_Prompt_: Each line of the material below should be reproduced exactly.
___ Stored records ___
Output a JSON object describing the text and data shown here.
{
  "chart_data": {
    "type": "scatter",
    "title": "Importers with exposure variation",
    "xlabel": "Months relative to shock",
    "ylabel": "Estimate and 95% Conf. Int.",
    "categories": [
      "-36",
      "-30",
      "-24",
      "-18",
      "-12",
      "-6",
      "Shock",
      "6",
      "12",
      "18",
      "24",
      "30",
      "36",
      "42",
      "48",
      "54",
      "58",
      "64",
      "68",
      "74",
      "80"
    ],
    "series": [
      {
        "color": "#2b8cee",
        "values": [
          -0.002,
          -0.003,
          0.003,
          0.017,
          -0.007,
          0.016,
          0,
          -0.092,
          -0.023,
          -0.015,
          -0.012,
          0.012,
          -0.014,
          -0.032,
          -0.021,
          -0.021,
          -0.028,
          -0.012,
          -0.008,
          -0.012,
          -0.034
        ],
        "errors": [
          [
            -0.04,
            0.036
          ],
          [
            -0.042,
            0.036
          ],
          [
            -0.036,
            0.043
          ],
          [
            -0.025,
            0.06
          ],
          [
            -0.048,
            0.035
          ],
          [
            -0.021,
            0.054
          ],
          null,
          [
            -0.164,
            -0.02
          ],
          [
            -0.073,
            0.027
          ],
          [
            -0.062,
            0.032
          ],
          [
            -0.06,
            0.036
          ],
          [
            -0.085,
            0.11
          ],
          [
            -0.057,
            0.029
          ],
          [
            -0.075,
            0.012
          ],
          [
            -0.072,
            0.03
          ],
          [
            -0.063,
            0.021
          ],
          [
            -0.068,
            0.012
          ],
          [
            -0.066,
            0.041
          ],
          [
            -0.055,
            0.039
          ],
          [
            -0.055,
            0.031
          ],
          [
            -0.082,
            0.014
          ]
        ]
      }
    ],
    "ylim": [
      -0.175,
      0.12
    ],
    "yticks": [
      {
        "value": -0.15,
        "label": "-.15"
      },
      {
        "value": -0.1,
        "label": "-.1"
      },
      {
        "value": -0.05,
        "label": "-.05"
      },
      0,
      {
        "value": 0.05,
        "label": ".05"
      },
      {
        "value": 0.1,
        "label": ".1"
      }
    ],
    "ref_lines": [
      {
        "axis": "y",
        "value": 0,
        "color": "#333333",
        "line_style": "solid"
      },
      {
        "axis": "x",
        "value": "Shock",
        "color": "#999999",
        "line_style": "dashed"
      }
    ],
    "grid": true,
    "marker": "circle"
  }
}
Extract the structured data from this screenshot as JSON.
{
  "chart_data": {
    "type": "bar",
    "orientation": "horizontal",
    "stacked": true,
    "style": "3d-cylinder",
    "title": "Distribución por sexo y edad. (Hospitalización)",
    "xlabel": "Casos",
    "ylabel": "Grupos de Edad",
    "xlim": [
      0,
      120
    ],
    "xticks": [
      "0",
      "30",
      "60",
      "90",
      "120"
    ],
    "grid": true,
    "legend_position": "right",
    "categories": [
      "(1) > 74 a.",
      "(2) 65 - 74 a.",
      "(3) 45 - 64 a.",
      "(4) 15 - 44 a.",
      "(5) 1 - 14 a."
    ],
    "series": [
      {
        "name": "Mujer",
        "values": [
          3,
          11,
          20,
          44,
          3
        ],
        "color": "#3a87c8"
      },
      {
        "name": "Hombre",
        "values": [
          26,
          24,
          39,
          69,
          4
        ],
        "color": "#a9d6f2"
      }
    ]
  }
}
___
_Task result_:
Output a JSON object describing the text and data shown here.
{
  "chart_data": {
    "type": "scatter",
    "title": "Importers with exposure variation",
    "xlabel": "Months relative to shock",
    "ylabel": "Estimate and 95% Conf. Int.",
    "categories": [
      "-36",
      "-30",
      "-24",
      "-18",
      "-12",
      "-6",
      "Shock",
      "6",
      "12",
      "18",
      "24",
      "30",
      "36",
      "42",
      "48",
      "54",
      "58",
      "64",
      "68",
      "74",
      "80"
    ],
    "series": [
      {
        "color": "#2b8cee",
        "values": [
          -0.002,
          -0.003,
          0.003,
          0.017,
          -0.007,
          0.016,
          0,
          -0.092,
          -0.023,
          -0.015,
          -0.012,
          0.012,
          -0.014,
          -0.032,
          -0.021,
          -0.021,
          -0.028,
          -0.012,
          -0.008,
          -0.012,
          -0.034
        ],
        "errors": [
          [
            -0.04,
            0.036
          ],
          [
            -0.042,
            0.036
          ],
          [
            -0.036,
            0.043
          ],
          [
            -0.025,
            0.06
          ],
          [
            -0.048,
            0.035
          ],
          [
            -0.021,
            0.054
          ],
          null,
          [
            -0.164,
            -0.02
          ],
          [
            -0.073,
            0.027
          ],
          [
            -0.062,
            0.032
          ],
          [
            -0.06,
            0.036
          ],
          [
            -0.085,
            0.11
          ],
          [
            -0.057,
            0.029
          ],
          [
            -0.075,
            0.012
          ],
          [
            -0.072,
            0.03
          ],
          [
            -0.063,
            0.021
          ],
          [
            -0.068,
            0.012
          ],
          [
            -0.066,
            0.041
          ],
          [
            -0.055,
            0.039
          ],
          [
            -0.055,
            0.031
          ],
          [
            -0.082,
            0.014
          ]
        ]
      }
    ],
    "ylim": [
      -0.175,
      0.12
    ],
    "yticks": [
      {
        "value": -0.15,
        "label": "-.15"
      },
      {
        "value": -0.1,
        "label": "-.1"
      },
      {
        "value": -0.05,
        "label": "-.05"
      },
      0,
      {
        "value": 0.05,
        "label": ".05"
      },
      {
        "value": 0.1,
        "label": ".1"
      }
    ],
    "ref_lines": [
      {
        "axis": "y",
        "value": 0,
        "color": "#333333",
        "line_style": "solid"
      },
      {
        "axis": "x",
        "value": "Shock",
        "color": "#999999",
        "line_style": "dashed"
      }
    ],
    "grid": true,
    "marker": "circle"
  }
}
Extract the structured data from this screenshot as JSON.
{
  "chart_data": {
    "type": "bar",
    "orientation": "horizontal",
    "stacked": true,
    "style": "3d-cylinder",
    "title": "Distribución por sexo y edad. (Hospitalización)",
    "xlabel": "Casos",
    "ylabel": "Grupos de Edad",
    "xlim": [
      0,
      120
    ],
    "xticks": [
      "0",
      "30",
      "60",
      "90",
      "120"
    ],
    "grid": true,
    "legend_position": "right",
    "categories": [
      "(1) > 74 a.",
      "(2) 65 - 74 a.",
      "(3) 45 - 64 a.",
      "(4) 15 - 44 a.",
      "(5) 1 - 14 a."
    ],
    "series": [
      {
        "name": "Mujer",
        "values": [
          3,
          11,
          20,
          44,
          3
        ],
        "color": "#3a87c8"
      },
      {
        "name": "Hombre",
        "values": [
          26,
          24,
          39,
          69,
          4
        ],
        "color": "#a9d6f2"
      }
    ]
  }
}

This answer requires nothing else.